# start of SUPPLIED MATERIAL

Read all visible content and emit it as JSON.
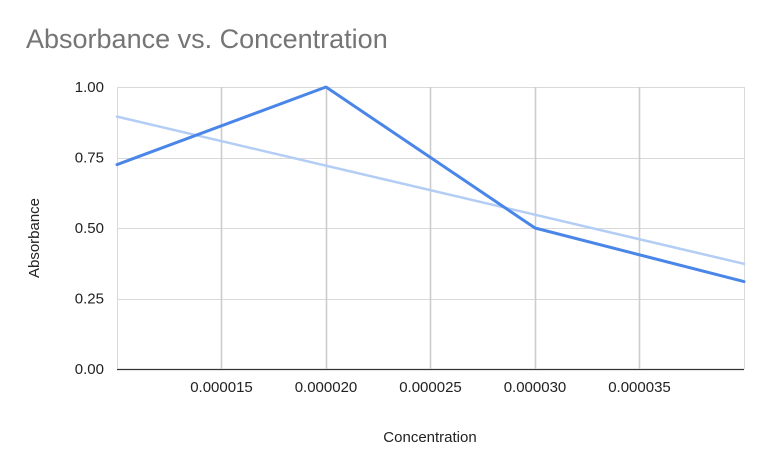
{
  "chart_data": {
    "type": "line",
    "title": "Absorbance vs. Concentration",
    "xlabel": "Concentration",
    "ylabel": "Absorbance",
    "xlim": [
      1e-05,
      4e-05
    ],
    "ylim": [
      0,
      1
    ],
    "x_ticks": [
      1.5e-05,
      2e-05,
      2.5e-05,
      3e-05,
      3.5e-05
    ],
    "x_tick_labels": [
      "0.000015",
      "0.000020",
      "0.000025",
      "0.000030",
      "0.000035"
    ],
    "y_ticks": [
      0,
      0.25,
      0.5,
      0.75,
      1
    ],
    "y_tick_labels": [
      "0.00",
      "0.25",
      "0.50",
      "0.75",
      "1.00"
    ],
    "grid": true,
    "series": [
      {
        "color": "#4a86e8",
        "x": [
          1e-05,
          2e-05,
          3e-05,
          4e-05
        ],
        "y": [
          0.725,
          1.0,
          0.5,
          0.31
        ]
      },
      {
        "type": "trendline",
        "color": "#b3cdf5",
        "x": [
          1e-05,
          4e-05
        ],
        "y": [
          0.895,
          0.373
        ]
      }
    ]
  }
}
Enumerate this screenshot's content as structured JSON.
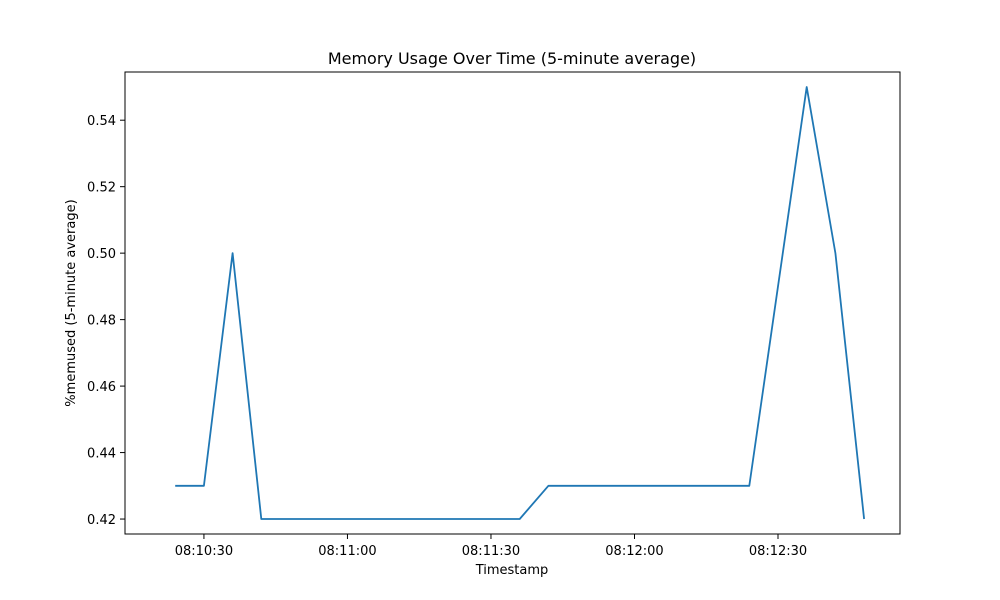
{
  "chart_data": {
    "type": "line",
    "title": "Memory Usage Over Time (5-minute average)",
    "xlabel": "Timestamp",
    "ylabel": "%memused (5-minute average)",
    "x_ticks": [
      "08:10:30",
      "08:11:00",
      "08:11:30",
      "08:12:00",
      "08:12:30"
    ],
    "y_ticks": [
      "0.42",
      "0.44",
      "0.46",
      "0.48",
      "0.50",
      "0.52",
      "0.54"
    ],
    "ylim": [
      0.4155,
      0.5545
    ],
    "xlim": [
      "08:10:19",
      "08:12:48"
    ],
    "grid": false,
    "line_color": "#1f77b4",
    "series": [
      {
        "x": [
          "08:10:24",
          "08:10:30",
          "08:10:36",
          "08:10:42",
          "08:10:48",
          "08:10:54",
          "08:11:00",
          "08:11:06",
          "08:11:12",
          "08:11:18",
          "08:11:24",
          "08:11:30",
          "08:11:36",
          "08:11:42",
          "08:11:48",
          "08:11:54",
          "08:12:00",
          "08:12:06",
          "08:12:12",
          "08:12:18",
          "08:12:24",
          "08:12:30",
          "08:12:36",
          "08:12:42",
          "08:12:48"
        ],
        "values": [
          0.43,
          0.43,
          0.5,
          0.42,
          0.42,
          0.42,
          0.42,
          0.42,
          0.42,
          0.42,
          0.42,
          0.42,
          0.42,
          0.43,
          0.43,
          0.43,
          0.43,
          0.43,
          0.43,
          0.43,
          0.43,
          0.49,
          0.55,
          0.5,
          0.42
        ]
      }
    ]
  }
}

# end of SUPPLIED MATERIAL
# start of SUPPLIED MATERIAL

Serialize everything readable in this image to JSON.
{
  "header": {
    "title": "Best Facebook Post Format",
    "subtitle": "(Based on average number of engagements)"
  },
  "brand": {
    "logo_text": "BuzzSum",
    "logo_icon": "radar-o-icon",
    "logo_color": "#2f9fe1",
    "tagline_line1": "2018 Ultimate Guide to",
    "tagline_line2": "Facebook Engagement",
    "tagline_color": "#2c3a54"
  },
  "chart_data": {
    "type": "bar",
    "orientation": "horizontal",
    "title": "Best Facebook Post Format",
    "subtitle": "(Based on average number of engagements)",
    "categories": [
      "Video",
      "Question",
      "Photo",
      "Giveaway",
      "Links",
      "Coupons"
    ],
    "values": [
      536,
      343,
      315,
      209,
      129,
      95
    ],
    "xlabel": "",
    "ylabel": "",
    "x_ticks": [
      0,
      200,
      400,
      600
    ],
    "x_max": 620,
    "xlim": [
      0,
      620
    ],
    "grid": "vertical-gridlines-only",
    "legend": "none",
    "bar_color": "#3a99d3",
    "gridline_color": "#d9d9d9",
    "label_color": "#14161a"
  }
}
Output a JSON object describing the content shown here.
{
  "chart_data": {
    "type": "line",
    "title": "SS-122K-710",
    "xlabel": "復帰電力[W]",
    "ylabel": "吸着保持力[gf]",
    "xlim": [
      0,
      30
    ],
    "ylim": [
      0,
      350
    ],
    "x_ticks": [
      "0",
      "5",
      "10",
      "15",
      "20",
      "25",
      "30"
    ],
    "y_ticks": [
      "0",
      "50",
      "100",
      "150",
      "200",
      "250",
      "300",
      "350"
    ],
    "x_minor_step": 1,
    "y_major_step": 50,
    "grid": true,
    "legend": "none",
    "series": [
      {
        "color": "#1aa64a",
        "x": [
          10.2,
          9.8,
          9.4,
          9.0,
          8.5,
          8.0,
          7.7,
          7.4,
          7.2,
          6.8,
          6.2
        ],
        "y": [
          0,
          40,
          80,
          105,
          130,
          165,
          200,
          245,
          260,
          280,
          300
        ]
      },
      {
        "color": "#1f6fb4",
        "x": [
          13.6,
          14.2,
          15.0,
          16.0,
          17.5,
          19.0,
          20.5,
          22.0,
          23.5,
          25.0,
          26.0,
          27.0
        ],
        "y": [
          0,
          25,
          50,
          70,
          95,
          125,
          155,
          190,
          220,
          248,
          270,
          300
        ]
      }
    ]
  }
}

# end of SUPPLIED MATERIAL

## EXERCISE BRIEF
Where a line in the entries holds "xlabel", copy that line.

## RESPONSE TO THE EXERCISE
    "xlabel": "Concentration",
    "xlabel": "Timestamp",
    "xlabel": "",
    "xlabel": "復帰電力[W]",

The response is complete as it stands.